Aim of the task =
From the records below, pull each line that has "name".

Exercise inputs =
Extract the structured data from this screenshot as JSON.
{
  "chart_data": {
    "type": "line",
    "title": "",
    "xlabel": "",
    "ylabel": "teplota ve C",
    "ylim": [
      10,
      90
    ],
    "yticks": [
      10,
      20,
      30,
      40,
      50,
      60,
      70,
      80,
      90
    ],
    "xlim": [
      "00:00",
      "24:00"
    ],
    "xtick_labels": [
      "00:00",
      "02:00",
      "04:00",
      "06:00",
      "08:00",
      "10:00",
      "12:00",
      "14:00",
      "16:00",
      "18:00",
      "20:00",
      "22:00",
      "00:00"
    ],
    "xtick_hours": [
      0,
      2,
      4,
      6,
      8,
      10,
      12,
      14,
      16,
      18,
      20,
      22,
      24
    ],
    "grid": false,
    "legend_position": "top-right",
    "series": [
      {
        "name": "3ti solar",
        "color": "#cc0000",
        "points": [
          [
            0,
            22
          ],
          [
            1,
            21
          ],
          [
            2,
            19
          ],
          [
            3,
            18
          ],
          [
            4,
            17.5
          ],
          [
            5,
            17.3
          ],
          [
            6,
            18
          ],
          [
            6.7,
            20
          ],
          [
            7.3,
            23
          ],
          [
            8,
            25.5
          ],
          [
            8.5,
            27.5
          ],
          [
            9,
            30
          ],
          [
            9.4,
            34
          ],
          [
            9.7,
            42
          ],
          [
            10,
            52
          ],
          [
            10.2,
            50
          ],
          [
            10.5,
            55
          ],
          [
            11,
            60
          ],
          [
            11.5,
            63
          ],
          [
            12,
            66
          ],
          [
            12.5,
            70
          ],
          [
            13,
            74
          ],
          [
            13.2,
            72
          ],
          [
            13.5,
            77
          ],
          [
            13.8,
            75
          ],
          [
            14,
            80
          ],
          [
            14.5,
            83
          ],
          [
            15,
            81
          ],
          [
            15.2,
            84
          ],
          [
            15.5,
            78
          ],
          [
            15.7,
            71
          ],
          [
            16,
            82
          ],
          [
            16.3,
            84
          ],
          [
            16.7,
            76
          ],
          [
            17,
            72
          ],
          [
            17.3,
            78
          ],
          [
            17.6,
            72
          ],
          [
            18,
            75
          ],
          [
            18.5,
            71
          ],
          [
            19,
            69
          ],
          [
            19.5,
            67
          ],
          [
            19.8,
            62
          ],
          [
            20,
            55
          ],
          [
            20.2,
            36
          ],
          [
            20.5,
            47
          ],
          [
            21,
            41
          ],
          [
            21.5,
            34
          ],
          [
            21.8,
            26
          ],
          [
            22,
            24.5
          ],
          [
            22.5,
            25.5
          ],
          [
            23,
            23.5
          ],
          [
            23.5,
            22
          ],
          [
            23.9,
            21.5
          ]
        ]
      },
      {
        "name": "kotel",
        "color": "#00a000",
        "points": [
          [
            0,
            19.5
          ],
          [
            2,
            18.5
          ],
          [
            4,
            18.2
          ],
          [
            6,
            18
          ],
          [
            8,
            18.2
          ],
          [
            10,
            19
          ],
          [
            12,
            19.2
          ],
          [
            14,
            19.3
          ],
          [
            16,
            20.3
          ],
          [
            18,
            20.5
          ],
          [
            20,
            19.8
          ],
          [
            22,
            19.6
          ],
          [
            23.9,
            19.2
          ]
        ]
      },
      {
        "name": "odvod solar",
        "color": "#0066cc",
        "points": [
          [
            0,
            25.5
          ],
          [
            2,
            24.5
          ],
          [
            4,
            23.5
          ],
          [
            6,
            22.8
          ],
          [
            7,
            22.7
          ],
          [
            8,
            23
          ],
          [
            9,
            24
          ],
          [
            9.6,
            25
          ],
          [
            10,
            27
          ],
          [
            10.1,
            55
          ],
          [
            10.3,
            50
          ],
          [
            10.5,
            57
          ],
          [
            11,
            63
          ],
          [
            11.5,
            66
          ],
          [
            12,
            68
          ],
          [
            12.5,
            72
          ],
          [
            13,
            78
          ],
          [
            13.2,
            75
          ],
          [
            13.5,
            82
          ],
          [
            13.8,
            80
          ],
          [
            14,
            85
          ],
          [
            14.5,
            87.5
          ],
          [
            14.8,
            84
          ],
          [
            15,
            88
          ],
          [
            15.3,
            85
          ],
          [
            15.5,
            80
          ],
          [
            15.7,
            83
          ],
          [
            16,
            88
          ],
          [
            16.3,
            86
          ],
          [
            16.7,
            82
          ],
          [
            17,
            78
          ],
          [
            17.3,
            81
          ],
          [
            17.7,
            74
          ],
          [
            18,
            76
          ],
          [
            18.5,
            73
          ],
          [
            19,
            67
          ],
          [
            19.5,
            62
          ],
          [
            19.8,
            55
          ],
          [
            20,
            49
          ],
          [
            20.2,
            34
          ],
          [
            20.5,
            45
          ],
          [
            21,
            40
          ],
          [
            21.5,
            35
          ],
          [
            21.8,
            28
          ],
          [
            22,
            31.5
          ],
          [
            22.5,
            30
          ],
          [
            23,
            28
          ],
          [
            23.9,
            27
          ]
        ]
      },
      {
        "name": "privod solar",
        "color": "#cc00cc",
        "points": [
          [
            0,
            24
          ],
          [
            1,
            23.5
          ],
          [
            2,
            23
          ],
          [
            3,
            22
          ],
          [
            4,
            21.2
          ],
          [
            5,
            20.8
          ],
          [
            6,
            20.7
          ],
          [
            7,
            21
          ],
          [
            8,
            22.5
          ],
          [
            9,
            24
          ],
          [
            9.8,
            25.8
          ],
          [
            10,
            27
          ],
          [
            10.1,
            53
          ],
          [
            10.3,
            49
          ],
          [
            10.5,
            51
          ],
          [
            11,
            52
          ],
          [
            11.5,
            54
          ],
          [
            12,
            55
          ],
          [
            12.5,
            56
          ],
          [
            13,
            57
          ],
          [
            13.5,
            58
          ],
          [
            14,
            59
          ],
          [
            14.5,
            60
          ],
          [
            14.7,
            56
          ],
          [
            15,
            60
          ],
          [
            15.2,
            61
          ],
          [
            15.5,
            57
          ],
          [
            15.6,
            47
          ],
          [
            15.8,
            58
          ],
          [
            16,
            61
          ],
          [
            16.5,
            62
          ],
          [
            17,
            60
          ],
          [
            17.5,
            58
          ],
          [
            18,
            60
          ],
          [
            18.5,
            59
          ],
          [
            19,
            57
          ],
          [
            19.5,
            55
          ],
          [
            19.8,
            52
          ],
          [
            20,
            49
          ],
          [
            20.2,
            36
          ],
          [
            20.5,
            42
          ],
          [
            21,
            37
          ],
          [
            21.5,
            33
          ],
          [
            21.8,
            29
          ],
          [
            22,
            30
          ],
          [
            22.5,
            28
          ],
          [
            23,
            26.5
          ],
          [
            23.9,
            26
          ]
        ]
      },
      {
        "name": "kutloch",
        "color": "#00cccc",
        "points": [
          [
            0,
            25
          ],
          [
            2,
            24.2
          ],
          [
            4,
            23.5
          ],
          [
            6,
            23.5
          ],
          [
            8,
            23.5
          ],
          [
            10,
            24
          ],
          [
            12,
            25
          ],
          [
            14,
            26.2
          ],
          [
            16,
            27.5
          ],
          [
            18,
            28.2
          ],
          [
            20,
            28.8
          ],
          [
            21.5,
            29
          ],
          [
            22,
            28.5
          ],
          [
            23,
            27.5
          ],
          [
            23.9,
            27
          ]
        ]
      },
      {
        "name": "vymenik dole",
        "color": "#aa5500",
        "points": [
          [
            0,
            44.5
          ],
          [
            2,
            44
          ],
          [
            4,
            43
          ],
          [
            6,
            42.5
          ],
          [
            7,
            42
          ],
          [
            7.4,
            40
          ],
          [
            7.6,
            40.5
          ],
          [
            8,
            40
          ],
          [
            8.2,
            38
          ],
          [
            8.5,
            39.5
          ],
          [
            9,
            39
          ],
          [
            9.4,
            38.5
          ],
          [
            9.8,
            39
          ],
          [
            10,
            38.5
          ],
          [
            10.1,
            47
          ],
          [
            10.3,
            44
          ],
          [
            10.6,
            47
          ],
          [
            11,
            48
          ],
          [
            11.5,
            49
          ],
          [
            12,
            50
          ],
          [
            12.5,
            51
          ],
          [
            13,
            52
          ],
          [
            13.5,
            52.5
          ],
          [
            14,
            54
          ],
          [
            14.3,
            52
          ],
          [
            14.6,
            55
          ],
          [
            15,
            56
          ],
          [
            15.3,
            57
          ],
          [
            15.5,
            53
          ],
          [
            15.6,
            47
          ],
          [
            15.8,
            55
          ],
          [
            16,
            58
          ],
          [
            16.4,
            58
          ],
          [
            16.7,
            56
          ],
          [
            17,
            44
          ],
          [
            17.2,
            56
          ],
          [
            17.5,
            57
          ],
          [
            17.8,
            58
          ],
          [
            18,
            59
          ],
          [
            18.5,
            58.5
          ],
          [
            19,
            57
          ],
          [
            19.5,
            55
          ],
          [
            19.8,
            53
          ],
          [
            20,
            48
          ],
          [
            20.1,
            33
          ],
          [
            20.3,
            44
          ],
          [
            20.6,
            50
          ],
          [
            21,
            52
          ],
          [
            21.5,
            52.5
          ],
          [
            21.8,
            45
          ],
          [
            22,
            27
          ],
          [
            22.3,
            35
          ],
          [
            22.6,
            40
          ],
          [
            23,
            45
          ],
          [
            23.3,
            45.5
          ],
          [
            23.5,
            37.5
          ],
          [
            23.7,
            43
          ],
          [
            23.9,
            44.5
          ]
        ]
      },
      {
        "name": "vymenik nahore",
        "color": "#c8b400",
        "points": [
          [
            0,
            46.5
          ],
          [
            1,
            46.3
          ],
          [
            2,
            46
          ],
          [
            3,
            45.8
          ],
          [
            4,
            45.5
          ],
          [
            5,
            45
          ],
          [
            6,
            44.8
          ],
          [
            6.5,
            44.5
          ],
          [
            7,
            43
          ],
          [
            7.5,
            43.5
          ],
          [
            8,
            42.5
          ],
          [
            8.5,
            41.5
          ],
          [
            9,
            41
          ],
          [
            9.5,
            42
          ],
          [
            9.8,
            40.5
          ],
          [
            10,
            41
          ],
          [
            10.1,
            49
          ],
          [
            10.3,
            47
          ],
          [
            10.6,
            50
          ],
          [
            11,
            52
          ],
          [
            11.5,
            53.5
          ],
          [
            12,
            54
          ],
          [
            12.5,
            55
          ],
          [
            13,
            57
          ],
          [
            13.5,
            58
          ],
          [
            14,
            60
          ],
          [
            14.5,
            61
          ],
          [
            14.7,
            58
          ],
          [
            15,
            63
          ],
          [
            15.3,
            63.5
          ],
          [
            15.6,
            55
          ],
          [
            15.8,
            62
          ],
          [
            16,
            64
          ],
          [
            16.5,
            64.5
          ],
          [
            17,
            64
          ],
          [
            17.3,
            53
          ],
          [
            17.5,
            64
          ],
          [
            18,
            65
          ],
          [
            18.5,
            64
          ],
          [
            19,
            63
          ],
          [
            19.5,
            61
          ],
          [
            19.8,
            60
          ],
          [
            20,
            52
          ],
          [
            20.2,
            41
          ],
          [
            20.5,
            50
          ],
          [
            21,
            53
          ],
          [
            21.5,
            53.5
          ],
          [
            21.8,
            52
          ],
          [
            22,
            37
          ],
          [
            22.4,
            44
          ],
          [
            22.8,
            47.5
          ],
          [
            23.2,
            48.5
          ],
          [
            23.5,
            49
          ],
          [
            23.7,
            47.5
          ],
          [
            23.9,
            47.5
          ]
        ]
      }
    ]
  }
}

Finished exercise =
        "name": "3ti solar",
        "name": "kotel",
        "name": "odvod solar",
        "name": "privod solar",
        "name": "kutloch",
        "name": "vymenik dole",
        "name": "vymenik nahore",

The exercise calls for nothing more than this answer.